Task statement: Gather up the lines that contain "Bing".

══ Extracted entries ══

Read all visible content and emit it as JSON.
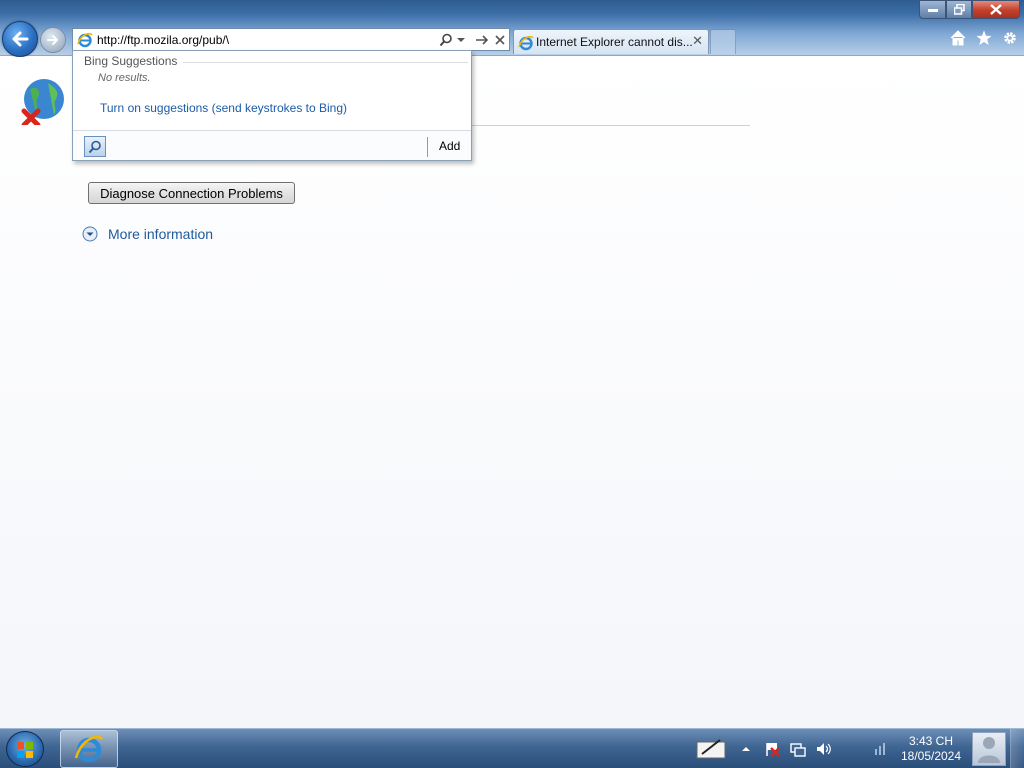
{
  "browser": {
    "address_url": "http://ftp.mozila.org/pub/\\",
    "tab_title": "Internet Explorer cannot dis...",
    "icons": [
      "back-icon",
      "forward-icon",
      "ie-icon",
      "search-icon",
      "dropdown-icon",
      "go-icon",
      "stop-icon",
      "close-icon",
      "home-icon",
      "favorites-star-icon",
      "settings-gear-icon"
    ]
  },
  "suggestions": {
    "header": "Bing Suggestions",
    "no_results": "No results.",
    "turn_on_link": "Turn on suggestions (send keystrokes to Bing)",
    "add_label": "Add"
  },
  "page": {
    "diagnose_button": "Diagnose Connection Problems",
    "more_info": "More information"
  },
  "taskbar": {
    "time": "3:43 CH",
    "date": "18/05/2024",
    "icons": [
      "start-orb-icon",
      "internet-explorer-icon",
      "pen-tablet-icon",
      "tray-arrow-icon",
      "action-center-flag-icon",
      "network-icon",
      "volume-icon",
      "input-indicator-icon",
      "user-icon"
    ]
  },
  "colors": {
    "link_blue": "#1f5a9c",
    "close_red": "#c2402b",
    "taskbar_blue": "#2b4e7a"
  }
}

═══
══ Extracted entries ══

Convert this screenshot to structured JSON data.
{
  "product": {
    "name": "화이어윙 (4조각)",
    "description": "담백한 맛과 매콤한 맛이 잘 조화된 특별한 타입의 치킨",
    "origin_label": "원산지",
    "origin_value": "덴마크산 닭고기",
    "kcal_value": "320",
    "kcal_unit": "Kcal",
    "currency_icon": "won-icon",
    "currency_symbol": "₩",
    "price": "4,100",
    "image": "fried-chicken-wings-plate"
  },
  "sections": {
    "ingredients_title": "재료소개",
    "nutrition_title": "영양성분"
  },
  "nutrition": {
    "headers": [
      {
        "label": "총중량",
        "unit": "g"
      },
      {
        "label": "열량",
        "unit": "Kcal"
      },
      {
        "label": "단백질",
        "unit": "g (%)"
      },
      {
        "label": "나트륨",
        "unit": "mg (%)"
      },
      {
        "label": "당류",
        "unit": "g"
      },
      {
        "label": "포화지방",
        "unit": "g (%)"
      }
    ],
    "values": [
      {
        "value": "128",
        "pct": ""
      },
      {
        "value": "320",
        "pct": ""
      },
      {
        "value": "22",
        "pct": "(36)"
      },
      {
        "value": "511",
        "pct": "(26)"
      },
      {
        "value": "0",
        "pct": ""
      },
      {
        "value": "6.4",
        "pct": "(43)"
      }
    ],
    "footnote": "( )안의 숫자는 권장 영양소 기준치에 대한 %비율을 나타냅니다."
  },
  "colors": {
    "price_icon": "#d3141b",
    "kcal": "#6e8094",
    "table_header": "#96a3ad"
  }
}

═══

Response to the task:
    "header": "Bing Suggestions",
    "turn_on_link": "Turn on suggestions (send keystrokes to Bing)",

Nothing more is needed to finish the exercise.